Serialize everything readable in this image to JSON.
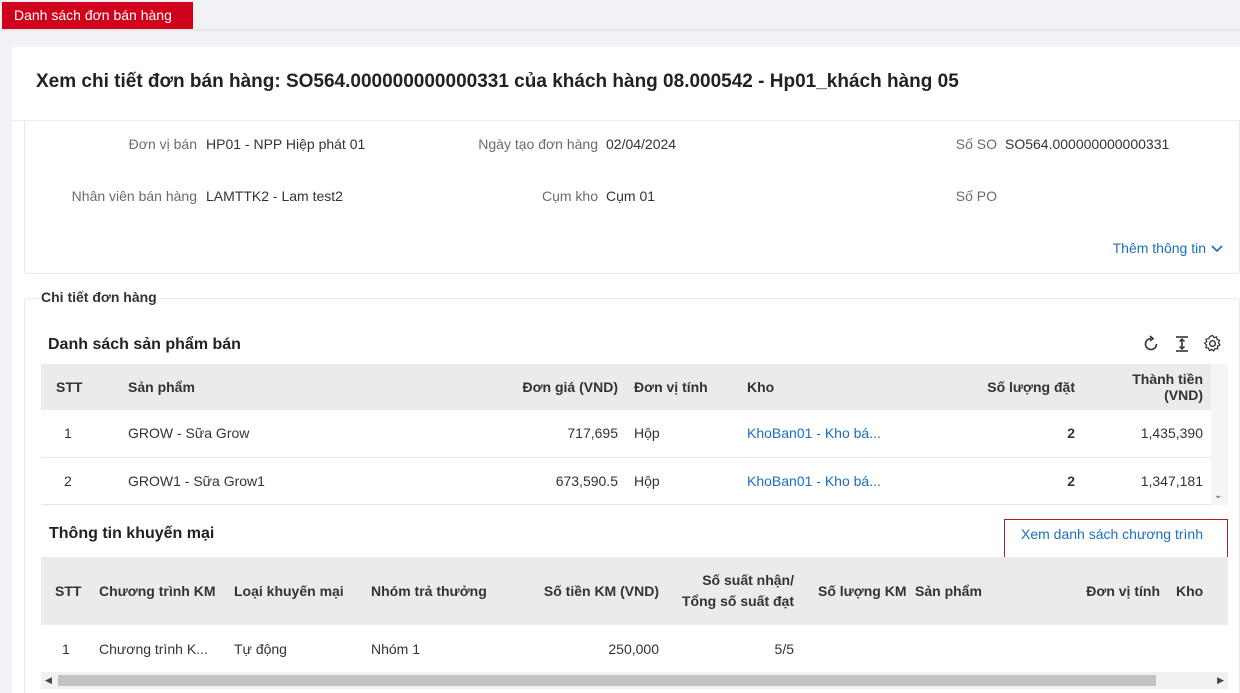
{
  "tab": {
    "label": "Danh sách đơn bán hàng"
  },
  "page": {
    "title": "Xem chi tiết đơn bán hàng: SO564.000000000000331 của khách hàng 08.000542 - Hp01_khách hàng 05"
  },
  "info": {
    "don_vi_ban_label": "Đơn vị bán",
    "don_vi_ban_value": "HP01 - NPP Hiệp phát 01",
    "ngay_tao_label": "Ngày tạo đơn hàng",
    "ngay_tao_value": "02/04/2024",
    "so_so_label": "Số SO",
    "so_so_value": "SO564.000000000000331",
    "nhan_vien_label": "Nhân viên bán hàng",
    "nhan_vien_value": "LAMTTK2 - Lam test2",
    "cum_kho_label": "Cụm kho",
    "cum_kho_value": "Cụm 01",
    "so_po_label": "Số PO",
    "so_po_value": "",
    "more_label": "Thêm thông tin"
  },
  "detail": {
    "legend": "Chi tiết đơn hàng"
  },
  "products": {
    "title": "Danh sách sản phẩm bán",
    "headers": {
      "stt": "STT",
      "san_pham": "Sản phẩm",
      "don_gia": "Đơn giá (VND)",
      "don_vi_tinh": "Đơn vị tính",
      "kho": "Kho",
      "so_luong": "Số lượng đặt",
      "thanh_tien": "Thành tiền (VND)"
    },
    "rows": [
      {
        "stt": "1",
        "san_pham": "GROW - Sữa Grow",
        "don_gia": "717,695",
        "don_vi_tinh": "Hộp",
        "kho": "KhoBan01 - Kho bá...",
        "so_luong": "2",
        "thanh_tien": "1,435,390"
      },
      {
        "stt": "2",
        "san_pham": "GROW1 - Sữa Grow1",
        "don_gia": "673,590.5",
        "don_vi_tinh": "Hộp",
        "kho": "KhoBan01 - Kho bá...",
        "so_luong": "2",
        "thanh_tien": "1,347,181"
      }
    ]
  },
  "promo": {
    "title": "Thông tin khuyến mại",
    "link": "Xem danh sách chương trình",
    "headers": {
      "stt": "STT",
      "chuong_trinh": "Chương trình KM",
      "loai": "Loại khuyến mại",
      "nhom": "Nhóm trả thưởng",
      "so_tien": "Số tiền KM (VND)",
      "so_suat_1": "Số suất nhận/",
      "so_suat_2": "Tổng số suất đạt",
      "so_luong": "Số lượng KM",
      "san_pham": "Sản phẩm",
      "don_vi_tinh": "Đơn vị tính",
      "kho": "Kho"
    },
    "rows": [
      {
        "stt": "1",
        "chuong_trinh": "Chương trình K...",
        "loai": "Tự động",
        "nhom": "Nhóm 1",
        "so_tien": "250,000",
        "so_suat": "5/5",
        "so_luong": "",
        "san_pham": "",
        "don_vi_tinh": "",
        "kho": ""
      }
    ]
  }
}
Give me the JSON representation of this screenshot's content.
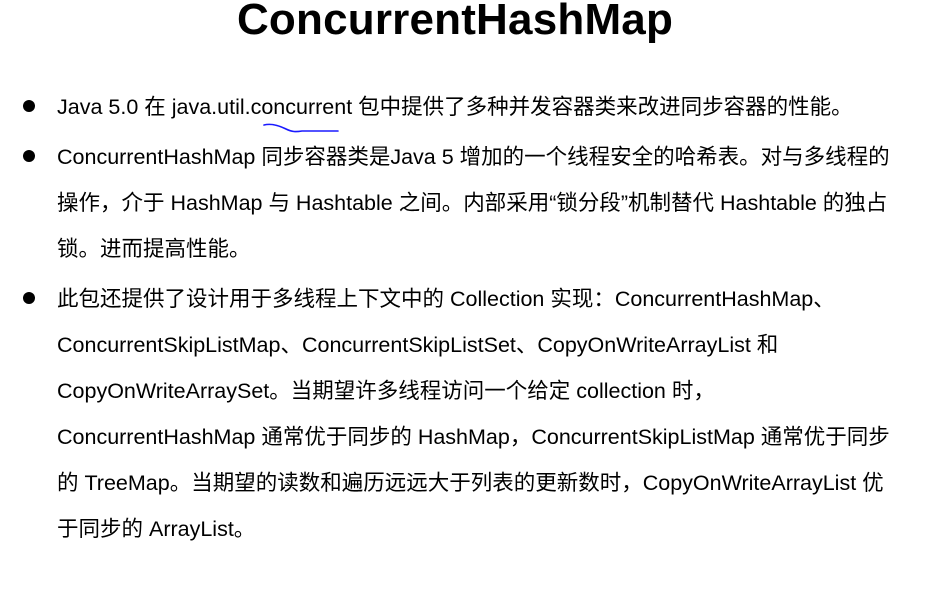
{
  "title": "ConcurrentHashMap",
  "bullets": [
    {
      "text": "Java 5.0 在 java.util.concurrent 包中提供了多种并发容器类来改进同步容器的性能。"
    },
    {
      "text": "ConcurrentHashMap 同步容器类是Java 5 增加的一个线程安全的哈希表。对与多线程的操作，介于 HashMap 与 Hashtable 之间。内部采用“锁分段”机制替代 Hashtable 的独占锁。进而提高性能。"
    },
    {
      "text": "此包还提供了设计用于多线程上下文中的 Collection 实现：ConcurrentHashMap、ConcurrentSkipListMap、ConcurrentSkipListSet、CopyOnWriteArrayList 和 CopyOnWriteArraySet。当期望许多线程访问一个给定 collection 时，ConcurrentHashMap 通常优于同步的 HashMap，ConcurrentSkipListMap 通常优于同步的 TreeMap。当期望的读数和遍历远远大于列表的更新数时，CopyOnWriteArrayList 优于同步的 ArrayList。"
    }
  ],
  "colors": {
    "text": "#000000",
    "background": "#ffffff",
    "annotation": "#1a1aff"
  }
}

• WHAT TO DO
Return each full line of the entries that contains the word "JSON".

• TASK ANSWER
Serialize everything readable in this image to JSON.
Give me the JSON representation of this screenshot's content.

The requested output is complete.